## BEGIN

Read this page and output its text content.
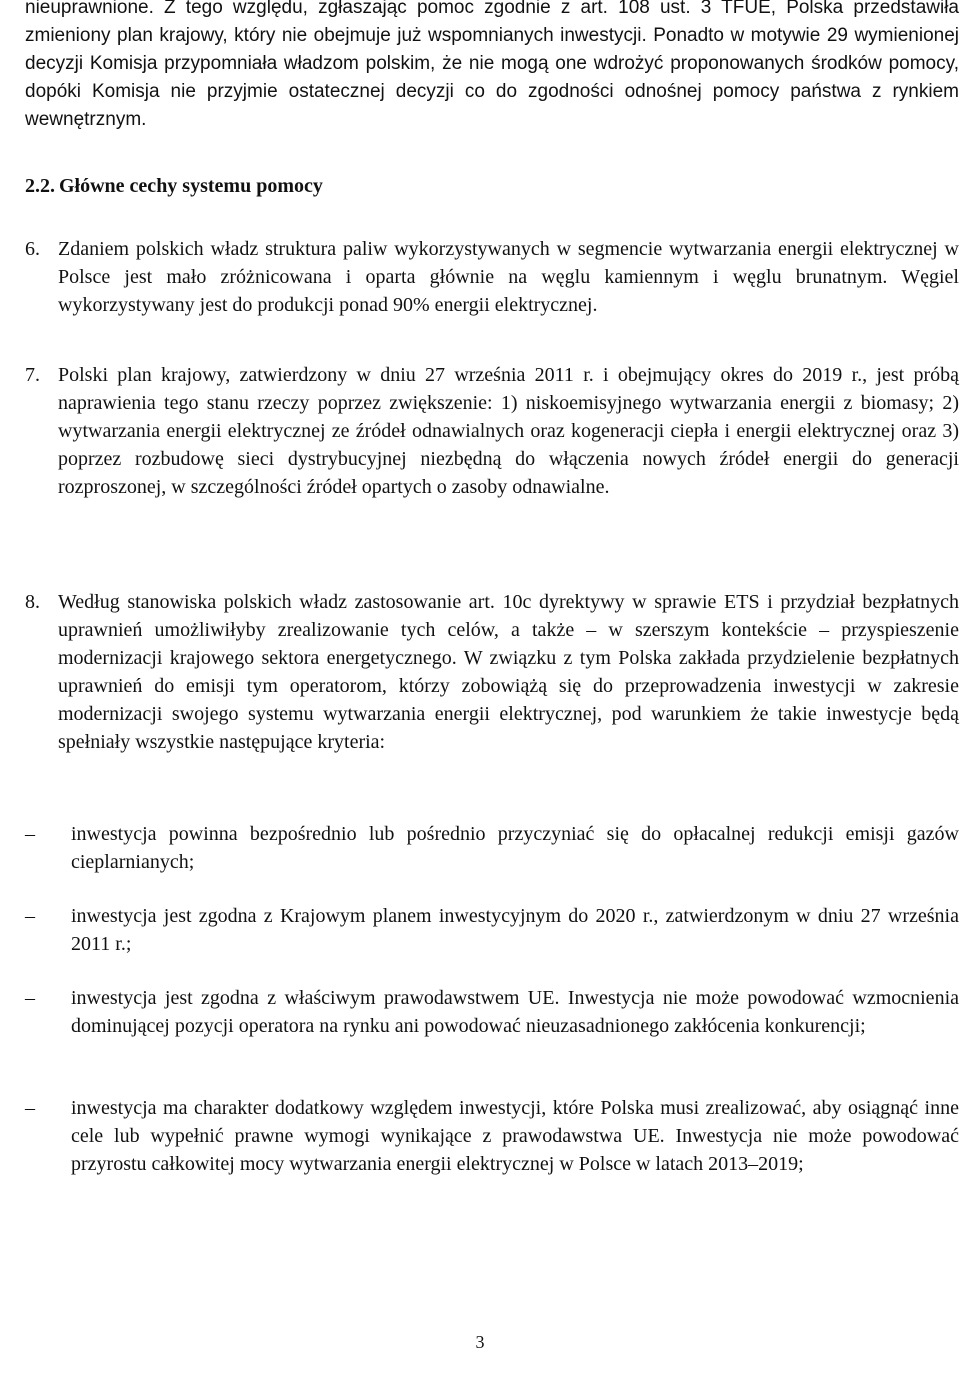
nieuprawnione. Z tego względu, zgłaszając pomoc zgodnie z art. 108 ust. 3 TFUE, Polska przedstawiła zmieniony plan krajowy, który nie obejmuje już wspomnianych inwestycji. Ponadto w motywie 29 wymienionej decyzji Komisja przypomniała władzom polskim, że nie mogą one wdrożyć proponowanych środków pomocy, dopóki Komisja nie przyjmie ostatecznej decyzji co do zgodności odnośnej pomocy państwa z rynkiem wewnętrznym.

2.2. Główne cechy systemu pomocy
6. Zdaniem polskich władz struktura paliw wykorzystywanych w segmencie wytwarzania energii elektrycznej w Polsce jest mało zróżnicowana i oparta głównie na węglu kamiennym i węglu brunatnym. Węgiel wykorzystywany jest do produkcji ponad 90% energii elektrycznej.
7. Polski plan krajowy, zatwierdzony w dniu 27 września 2011 r. i obejmujący okres do 2019 r., jest próbą naprawienia tego stanu rzeczy poprzez zwiększenie: 1) niskoemisyjnego wytwarzania energii z biomasy; 2) wytwarzania energii elektrycznej ze źródeł odnawialnych oraz kogeneracji ciepła i energii elektrycznej oraz 3) poprzez rozbudowę sieci dystrybucyjnej niezbędną do włączenia nowych źródeł energii do generacji rozproszonej, w szczególności źródeł opartych o zasoby odnawialne.
8. Według stanowiska polskich władz zastosowanie art. 10c dyrektywy w sprawie ETS i przydział bezpłatnych uprawnień umożliwiłyby zrealizowanie tych celów, a także – w szerszym kontekście – przyspieszenie modernizacji krajowego sektora energetycznego. W związku z tym Polska zakłada przydzielenie bezpłatnych uprawnień do emisji tym operatorom, którzy zobowiążą się do przeprowadzenia inwestycji w zakresie modernizacji swojego systemu wytwarzania energii elektrycznej, pod warunkiem że takie inwestycje będą spełniały wszystkie następujące kryteria:
–	inwestycja powinna bezpośrednio lub pośrednio przyczyniać się do opłacalnej redukcji emisji gazów cieplarnianych;
–	inwestycja jest zgodna z Krajowym planem inwestycyjnym do 2020 r., zatwierdzonym w dniu 27 września 2011 r.;
–	inwestycja jest zgodna z właściwym prawodawstwem UE. Inwestycja nie może powodować wzmocnienia dominującej pozycji operatora na rynku ani powodować nieuzasadnionego zakłócenia konkurencji;
–	inwestycja ma charakter dodatkowy względem inwestycji, które Polska musi zrealizować, aby osiągnąć inne cele lub wypełnić prawne wymogi wynikające z prawodawstwa UE. Inwestycja nie może powodować przyrostu całkowitej mocy wytwarzania energii elektrycznej w Polsce w latach 2013–2019;
3
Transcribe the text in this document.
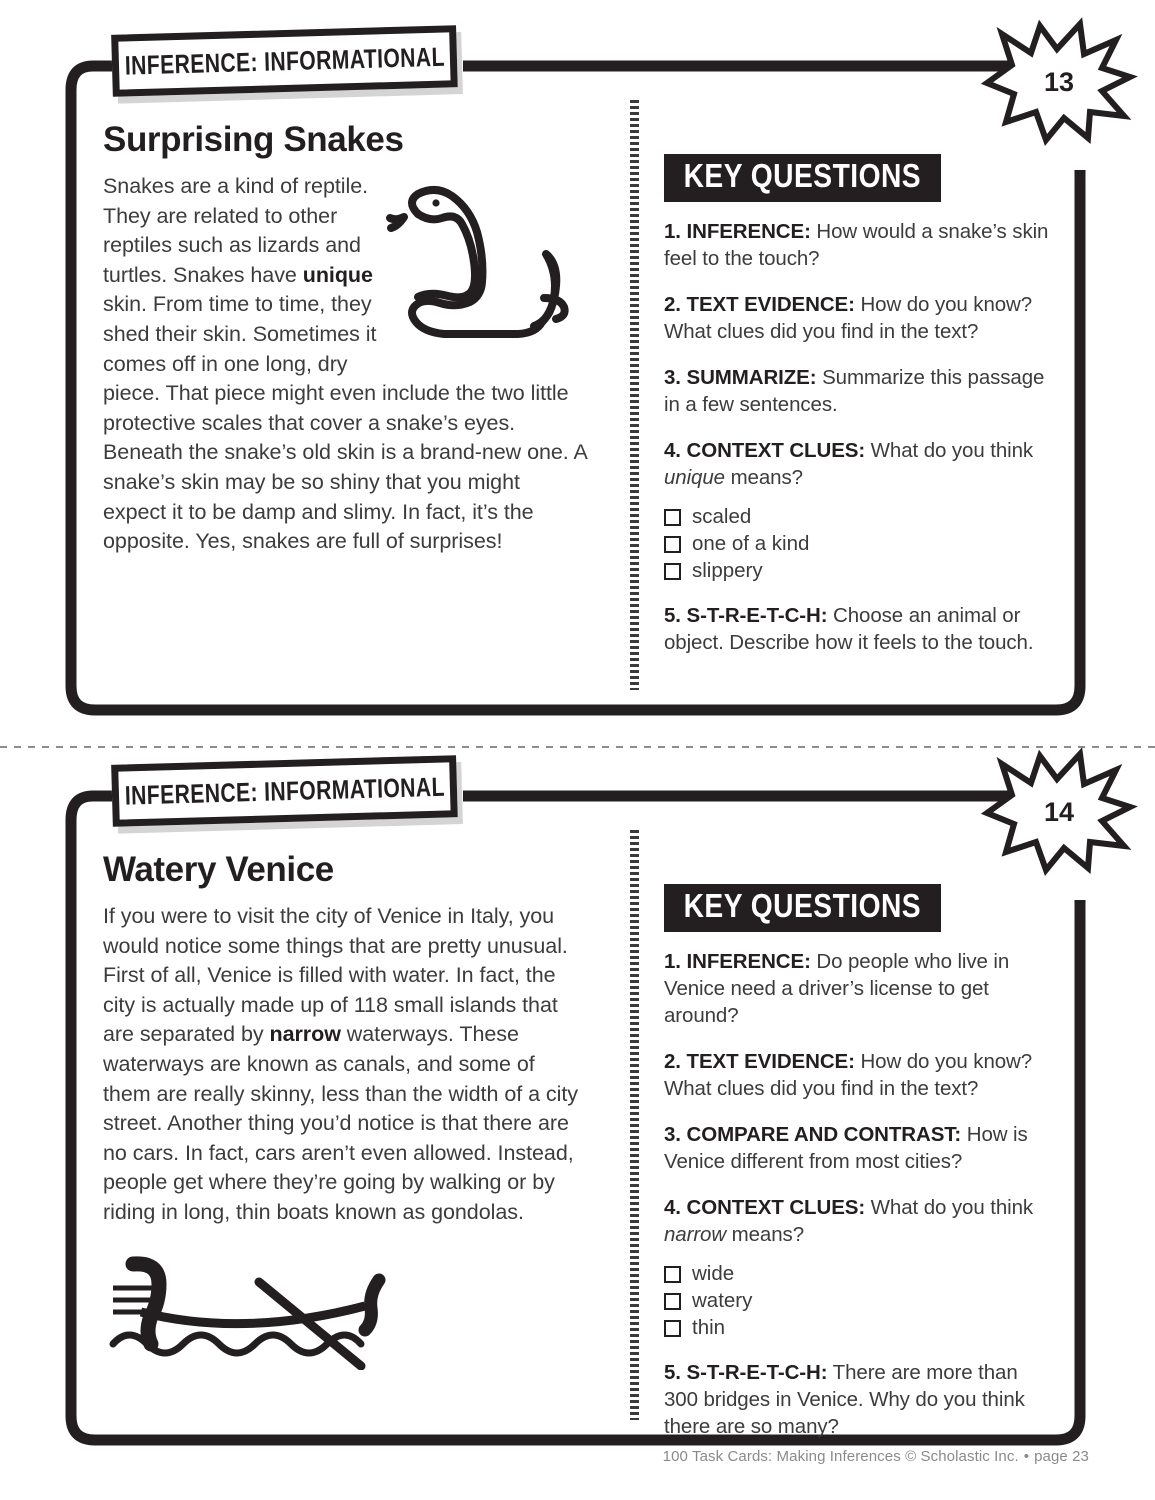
INFERENCE: INFORMATIONAL
13
Surprising Snakes
Snakes are a kind of reptile. They are related to other reptiles such as lizards and turtles. Snakes have unique skin. From time to time, they shed their skin. Sometimes it comes off in one long, dry piece. That piece might even include the two little protective scales that cover a snake’s eyes. Beneath the snake’s old skin is a brand-new one. A snake’s skin may be so shiny that you might expect it to be damp and slimy. In fact, it’s the opposite. Yes, snakes are full of surprises!
KEY QUESTIONS
1. INFERENCE: How would a snake’s skin feel to the touch?
2. TEXT EVIDENCE: How do you know? What clues did you find in the text?
3. SUMMARIZE: Summarize this passage in a few sentences.
4. CONTEXT CLUES: What do you think unique means?
scaled
one of a kind
slippery
5. S-T-R-E-T-C-H: Choose an animal or object. Describe how it feels to the touch.
INFERENCE: INFORMATIONAL
14
Watery Venice
If you were to visit the city of Venice in Italy, you would notice some things that are pretty unusual. First of all, Venice is filled with water. In fact, the city is actually made up of 118 small islands that are separated by narrow waterways. These waterways are known as canals, and some of them are really skinny, less than the width of a city street. Another thing you’d notice is that there are no cars. In fact, cars aren’t even allowed. Instead, people get where they’re going by walking or by riding in long, thin boats known as gondolas.
KEY QUESTIONS
1. INFERENCE: Do people who live in Venice need a driver’s license to get around?
2. TEXT EVIDENCE: How do you know? What clues did you find in the text?
3. COMPARE AND CONTRAST: How is Venice different from most cities?
4. CONTEXT CLUES: What do you think narrow means?
wide
watery
thin
5. S-T-R-E-T-C-H: There are more than 300 bridges in Venice. Why do you think there are so many?
100 Task Cards: Making Inferences © Scholastic Inc. • page 23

## END

== Requirement ==
Pictures are to be left out; repeat all the remaining data exactly.

== The answer ==
Read this page and output its text content.
nieuprawnione. Z tego względu, zgłaszając pomoc zgodnie z art. 108 ust. 3 TFUE, Polska przedstawiła zmieniony plan krajowy, który nie obejmuje już wspomnianych inwestycji. Ponadto w motywie 29 wymienionej decyzji Komisja przypomniała władzom polskim, że nie mogą one wdrożyć proponowanych środków pomocy, dopóki Komisja nie przyjmie ostatecznej decyzji co do zgodności odnośnej pomocy państwa z rynkiem wewnętrznym.

2.2. Główne cechy systemu pomocy
6. Zdaniem polskich władz struktura paliw wykorzystywanych w segmencie wytwarzania energii elektrycznej w Polsce jest mało zróżnicowana i oparta głównie na węglu kamiennym i węglu brunatnym. Węgiel wykorzystywany jest do produkcji ponad 90% energii elektrycznej.
7. Polski plan krajowy, zatwierdzony w dniu 27 września 2011 r. i obejmujący okres do 2019 r., jest próbą naprawienia tego stanu rzeczy poprzez zwiększenie: 1) niskoemisyjnego wytwarzania energii z biomasy; 2) wytwarzania energii elektrycznej ze źródeł odnawialnych oraz kogeneracji ciepła i energii elektrycznej oraz 3) poprzez rozbudowę sieci dystrybucyjnej niezbędną do włączenia nowych źródeł energii do generacji rozproszonej, w szczególności źródeł opartych o zasoby odnawialne.
8. Według stanowiska polskich władz zastosowanie art. 10c dyrektywy w sprawie ETS i przydział bezpłatnych uprawnień umożliwiłyby zrealizowanie tych celów, a także – w szerszym kontekście – przyspieszenie modernizacji krajowego sektora energetycznego. W związku z tym Polska zakłada przydzielenie bezpłatnych uprawnień do emisji tym operatorom, którzy zobowiążą się do przeprowadzenia inwestycji w zakresie modernizacji swojego systemu wytwarzania energii elektrycznej, pod warunkiem że takie inwestycje będą spełniały wszystkie następujące kryteria:
–	inwestycja powinna bezpośrednio lub pośrednio przyczyniać się do opłacalnej redukcji emisji gazów cieplarnianych;
–	inwestycja jest zgodna z Krajowym planem inwestycyjnym do 2020 r., zatwierdzonym w dniu 27 września 2011 r.;
–	inwestycja jest zgodna z właściwym prawodawstwem UE. Inwestycja nie może powodować wzmocnienia dominującej pozycji operatora na rynku ani powodować nieuzasadnionego zakłócenia konkurencji;
–	inwestycja ma charakter dodatkowy względem inwestycji, które Polska musi zrealizować, aby osiągnąć inne cele lub wypełnić prawne wymogi wynikające z prawodawstwa UE. Inwestycja nie może powodować przyrostu całkowitej mocy wytwarzania energii elektrycznej w Polsce w latach 2013–2019;
3
Transcribe the text in this document.
INFERENCE: INFORMATIONAL
13
Surprising Snakes
Snakes are a kind of reptile. They are related to other reptiles such as lizards and turtles. Snakes have unique skin. From time to time, they shed their skin. Sometimes it comes off in one long, dry piece. That piece might even include the two little protective scales that cover a snake’s eyes. Beneath the snake’s old skin is a brand-new one. A snake’s skin may be so shiny that you might expect it to be damp and slimy. In fact, it’s the opposite. Yes, snakes are full of surprises!
KEY QUESTIONS
1. INFERENCE: How would a snake’s skin feel to the touch?
2. TEXT EVIDENCE: How do you know? What clues did you find in the text?
3. SUMMARIZE: Summarize this passage in a few sentences.
4. CONTEXT CLUES: What do you think unique means?
scaled
one of a kind
slippery
5. S-T-R-E-T-C-H: Choose an animal or object. Describe how it feels to the touch.
INFERENCE: INFORMATIONAL
14
Watery Venice
If you were to visit the city of Venice in Italy, you would notice some things that are pretty unusual. First of all, Venice is filled with water. In fact, the city is actually made up of 118 small islands that are separated by narrow waterways. These waterways are known as canals, and some of them are really skinny, less than the width of a city street. Another thing you’d notice is that there are no cars. In fact, cars aren’t even allowed. Instead, people get where they’re going by walking or by riding in long, thin boats known as gondolas.
KEY QUESTIONS
1. INFERENCE: Do people who live in Venice need a driver’s license to get around?
2. TEXT EVIDENCE: How do you know? What clues did you find in the text?
3. COMPARE AND CONTRAST: How is Venice different from most cities?
4. CONTEXT CLUES: What do you think narrow means?
wide
watery
thin
5. S-T-R-E-T-C-H: There are more than 300 bridges in Venice. Why do you think there are so many?
100 Task Cards: Making Inferences © Scholastic Inc. • page 23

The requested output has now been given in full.